- _Exercise_: Each line of the data that includes the string "Report" is to be copied out.

- _Source information_:
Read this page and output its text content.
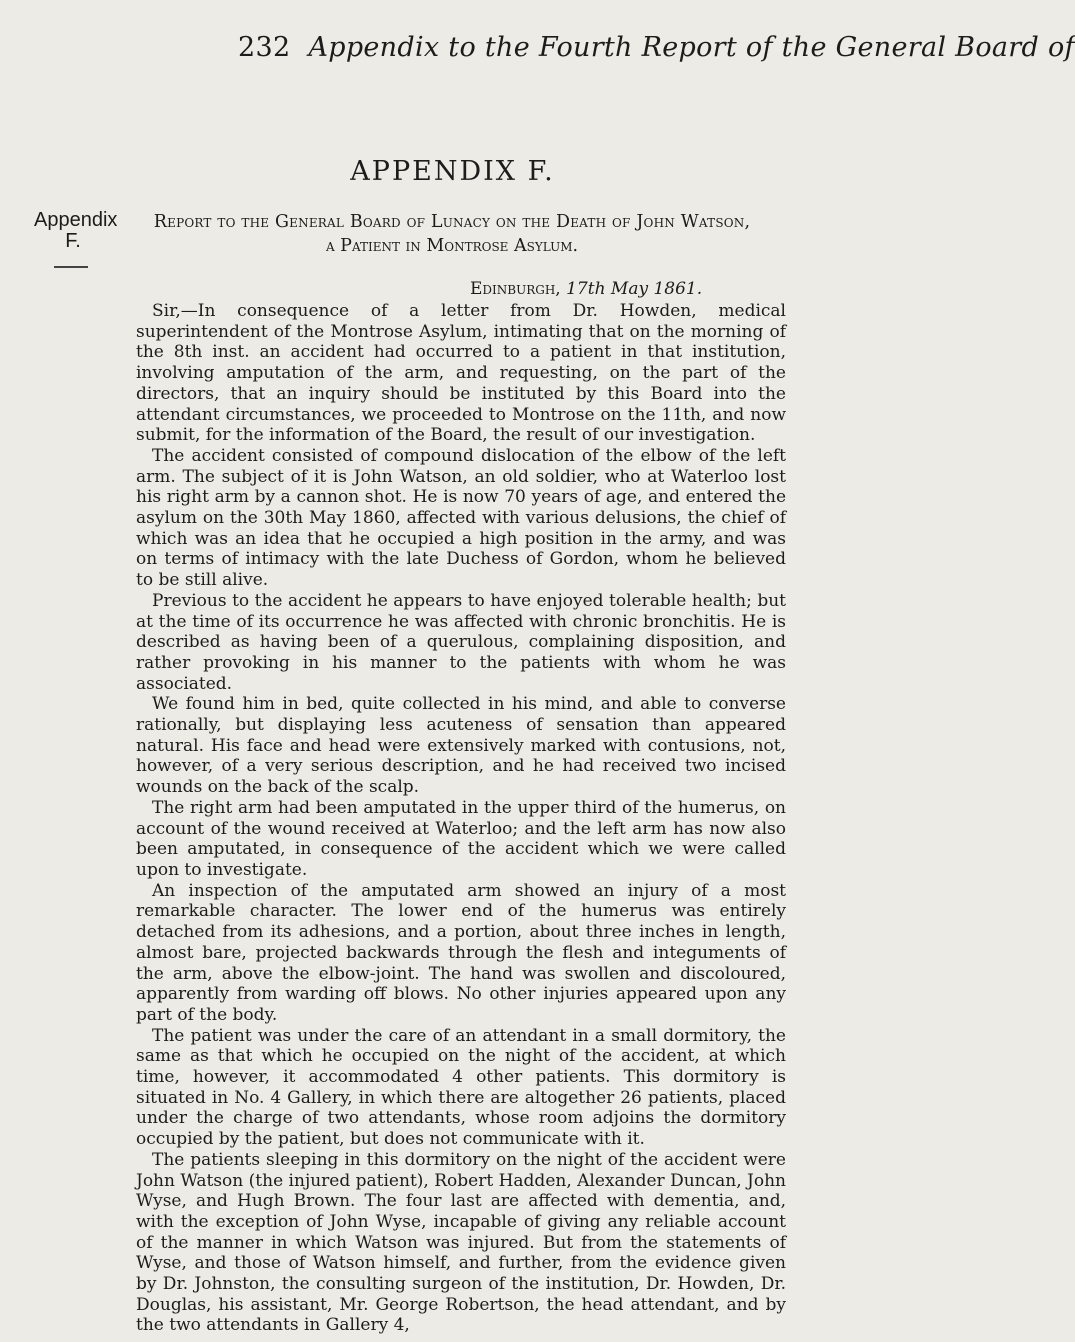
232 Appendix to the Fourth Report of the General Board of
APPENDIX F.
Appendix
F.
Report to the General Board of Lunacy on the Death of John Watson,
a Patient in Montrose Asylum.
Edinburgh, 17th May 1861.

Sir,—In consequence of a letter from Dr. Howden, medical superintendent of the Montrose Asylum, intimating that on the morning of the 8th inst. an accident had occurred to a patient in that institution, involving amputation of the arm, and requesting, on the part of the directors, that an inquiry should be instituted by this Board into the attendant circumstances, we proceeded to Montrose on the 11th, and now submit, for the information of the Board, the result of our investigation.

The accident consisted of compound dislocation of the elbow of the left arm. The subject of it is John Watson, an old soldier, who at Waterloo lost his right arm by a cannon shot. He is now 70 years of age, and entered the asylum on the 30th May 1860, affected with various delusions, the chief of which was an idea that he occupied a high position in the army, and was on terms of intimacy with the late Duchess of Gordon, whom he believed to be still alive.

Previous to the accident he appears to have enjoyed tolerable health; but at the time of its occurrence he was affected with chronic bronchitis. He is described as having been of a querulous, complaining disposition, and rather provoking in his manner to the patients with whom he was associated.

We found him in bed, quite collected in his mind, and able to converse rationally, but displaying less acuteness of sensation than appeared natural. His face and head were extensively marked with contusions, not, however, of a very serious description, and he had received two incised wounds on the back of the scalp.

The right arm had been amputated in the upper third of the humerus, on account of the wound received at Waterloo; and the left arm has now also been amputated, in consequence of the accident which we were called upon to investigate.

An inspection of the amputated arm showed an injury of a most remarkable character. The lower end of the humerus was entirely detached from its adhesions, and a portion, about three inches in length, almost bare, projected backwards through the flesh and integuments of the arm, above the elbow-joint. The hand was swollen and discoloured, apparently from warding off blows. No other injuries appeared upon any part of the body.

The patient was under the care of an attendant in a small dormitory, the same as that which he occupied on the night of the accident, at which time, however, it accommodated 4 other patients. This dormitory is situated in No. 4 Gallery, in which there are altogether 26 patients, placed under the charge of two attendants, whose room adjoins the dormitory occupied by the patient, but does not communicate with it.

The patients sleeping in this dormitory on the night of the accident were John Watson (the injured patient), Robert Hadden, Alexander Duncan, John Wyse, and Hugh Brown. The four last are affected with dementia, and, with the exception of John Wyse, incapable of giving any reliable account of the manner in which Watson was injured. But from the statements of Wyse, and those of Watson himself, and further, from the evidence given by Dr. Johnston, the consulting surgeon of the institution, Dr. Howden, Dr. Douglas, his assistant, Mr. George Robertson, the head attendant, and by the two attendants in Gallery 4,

* * *

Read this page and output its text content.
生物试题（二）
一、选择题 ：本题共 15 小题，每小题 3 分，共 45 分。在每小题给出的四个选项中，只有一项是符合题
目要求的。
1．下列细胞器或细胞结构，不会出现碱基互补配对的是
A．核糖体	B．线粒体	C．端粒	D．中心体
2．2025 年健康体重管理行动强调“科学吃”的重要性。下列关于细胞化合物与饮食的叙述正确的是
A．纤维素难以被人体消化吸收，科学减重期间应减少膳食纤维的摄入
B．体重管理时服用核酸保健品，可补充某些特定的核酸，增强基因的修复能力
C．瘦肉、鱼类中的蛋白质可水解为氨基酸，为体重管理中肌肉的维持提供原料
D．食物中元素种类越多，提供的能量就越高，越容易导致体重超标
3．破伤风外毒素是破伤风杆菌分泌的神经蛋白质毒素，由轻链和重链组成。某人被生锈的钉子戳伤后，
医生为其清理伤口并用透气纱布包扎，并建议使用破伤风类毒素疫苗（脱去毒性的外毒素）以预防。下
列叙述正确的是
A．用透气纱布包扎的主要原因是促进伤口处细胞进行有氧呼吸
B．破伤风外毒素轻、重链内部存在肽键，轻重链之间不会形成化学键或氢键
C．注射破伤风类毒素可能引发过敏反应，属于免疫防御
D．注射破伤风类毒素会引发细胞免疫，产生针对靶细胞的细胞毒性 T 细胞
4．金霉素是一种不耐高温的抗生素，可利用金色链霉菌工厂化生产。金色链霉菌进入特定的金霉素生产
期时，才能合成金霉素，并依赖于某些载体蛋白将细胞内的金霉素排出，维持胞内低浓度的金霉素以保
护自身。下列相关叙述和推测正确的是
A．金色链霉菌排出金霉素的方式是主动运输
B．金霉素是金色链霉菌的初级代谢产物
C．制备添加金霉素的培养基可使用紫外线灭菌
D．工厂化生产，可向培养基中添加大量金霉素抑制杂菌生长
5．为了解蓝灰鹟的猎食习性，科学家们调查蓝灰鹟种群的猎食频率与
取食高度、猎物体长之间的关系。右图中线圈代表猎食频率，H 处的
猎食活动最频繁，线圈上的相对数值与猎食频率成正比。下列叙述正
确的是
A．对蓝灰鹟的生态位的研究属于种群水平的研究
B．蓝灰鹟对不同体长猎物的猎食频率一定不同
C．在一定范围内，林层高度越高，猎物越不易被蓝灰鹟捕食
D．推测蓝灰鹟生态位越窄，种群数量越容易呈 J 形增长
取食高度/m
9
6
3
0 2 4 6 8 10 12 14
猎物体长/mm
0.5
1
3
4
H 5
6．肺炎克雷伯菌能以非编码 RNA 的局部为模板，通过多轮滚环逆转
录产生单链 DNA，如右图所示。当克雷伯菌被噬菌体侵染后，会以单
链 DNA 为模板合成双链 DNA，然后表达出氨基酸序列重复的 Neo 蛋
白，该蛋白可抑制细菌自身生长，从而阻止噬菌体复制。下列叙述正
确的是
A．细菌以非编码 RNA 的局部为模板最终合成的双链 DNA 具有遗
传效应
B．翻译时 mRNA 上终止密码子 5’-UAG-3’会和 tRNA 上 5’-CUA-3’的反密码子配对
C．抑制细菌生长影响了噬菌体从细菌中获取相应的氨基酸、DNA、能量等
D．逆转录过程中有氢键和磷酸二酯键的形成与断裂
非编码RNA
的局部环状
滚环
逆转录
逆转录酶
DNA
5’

- _Output of the task_:
232 Appendix to the Fourth Report of the General Board of
Report to the General Board of Lunacy on the Death of John Watson,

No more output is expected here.